(AIM): Identify the lines that contain the string "color", then copy each of them.

==============================

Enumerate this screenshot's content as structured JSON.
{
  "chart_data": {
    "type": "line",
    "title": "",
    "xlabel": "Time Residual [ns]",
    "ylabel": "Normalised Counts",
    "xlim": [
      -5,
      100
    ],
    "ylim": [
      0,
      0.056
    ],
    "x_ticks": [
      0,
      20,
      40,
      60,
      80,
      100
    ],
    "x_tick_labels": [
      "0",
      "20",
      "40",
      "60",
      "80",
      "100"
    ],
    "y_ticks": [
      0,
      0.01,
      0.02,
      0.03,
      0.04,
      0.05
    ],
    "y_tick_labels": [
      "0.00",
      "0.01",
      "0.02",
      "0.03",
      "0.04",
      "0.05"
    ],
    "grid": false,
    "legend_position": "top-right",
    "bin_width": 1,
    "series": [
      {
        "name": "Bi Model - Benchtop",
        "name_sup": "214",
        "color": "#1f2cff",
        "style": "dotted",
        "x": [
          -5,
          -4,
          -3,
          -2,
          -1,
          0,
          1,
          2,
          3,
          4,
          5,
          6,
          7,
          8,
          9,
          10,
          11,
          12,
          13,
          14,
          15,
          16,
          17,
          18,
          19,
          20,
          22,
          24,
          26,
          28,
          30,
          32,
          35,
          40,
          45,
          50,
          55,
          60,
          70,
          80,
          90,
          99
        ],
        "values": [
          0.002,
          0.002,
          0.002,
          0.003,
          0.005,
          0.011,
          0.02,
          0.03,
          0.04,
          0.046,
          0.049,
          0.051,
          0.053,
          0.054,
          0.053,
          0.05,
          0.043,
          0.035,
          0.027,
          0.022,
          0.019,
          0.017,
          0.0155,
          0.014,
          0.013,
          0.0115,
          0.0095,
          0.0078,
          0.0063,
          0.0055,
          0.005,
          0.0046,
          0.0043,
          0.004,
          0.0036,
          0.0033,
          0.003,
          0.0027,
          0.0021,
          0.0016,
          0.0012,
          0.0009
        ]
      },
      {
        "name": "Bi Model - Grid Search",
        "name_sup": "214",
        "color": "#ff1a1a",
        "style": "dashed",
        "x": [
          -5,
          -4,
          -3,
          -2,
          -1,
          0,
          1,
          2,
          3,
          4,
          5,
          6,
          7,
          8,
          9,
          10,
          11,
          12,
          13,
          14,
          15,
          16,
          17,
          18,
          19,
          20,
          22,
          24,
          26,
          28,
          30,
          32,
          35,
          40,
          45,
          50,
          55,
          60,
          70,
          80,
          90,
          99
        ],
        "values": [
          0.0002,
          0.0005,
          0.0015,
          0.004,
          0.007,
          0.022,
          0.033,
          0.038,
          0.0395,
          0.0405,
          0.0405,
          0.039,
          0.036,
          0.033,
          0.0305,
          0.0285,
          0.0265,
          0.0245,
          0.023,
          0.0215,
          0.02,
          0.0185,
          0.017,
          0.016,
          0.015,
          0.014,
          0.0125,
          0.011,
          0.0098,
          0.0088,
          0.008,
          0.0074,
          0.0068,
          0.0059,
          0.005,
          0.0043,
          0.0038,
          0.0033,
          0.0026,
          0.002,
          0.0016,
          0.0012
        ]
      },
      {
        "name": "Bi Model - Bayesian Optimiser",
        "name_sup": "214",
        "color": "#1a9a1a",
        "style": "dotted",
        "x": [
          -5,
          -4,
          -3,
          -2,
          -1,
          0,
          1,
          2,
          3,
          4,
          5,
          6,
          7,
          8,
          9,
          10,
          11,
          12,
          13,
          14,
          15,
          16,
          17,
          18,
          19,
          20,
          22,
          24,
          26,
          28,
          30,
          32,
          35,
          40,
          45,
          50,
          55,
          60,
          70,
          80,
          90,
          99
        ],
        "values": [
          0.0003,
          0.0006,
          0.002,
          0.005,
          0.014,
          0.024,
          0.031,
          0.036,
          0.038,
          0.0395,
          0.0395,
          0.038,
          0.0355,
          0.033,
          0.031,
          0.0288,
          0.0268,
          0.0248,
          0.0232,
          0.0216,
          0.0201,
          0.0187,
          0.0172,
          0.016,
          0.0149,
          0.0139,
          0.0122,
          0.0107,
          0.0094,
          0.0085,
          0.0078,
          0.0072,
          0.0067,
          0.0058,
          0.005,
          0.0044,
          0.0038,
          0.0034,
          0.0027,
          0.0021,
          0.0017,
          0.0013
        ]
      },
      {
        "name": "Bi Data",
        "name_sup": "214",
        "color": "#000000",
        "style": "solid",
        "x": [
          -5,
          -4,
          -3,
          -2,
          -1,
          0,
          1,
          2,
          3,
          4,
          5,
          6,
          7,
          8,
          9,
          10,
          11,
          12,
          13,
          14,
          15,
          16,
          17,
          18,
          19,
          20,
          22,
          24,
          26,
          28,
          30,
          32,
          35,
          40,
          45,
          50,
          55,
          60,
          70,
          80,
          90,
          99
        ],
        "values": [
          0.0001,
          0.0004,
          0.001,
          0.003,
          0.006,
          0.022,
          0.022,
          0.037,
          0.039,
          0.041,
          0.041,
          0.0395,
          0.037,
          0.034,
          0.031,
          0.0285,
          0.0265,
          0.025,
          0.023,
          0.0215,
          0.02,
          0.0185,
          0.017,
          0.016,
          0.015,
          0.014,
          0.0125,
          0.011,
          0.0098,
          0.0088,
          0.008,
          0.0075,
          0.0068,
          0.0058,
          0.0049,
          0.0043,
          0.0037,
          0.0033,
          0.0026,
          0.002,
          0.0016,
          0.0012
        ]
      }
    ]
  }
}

==============================

(RESPONSE TO THE TASK):
        "color": "#1f2cff",
        "color": "#ff1a1a",
        "color": "#1a9a1a",
        "color": "#000000",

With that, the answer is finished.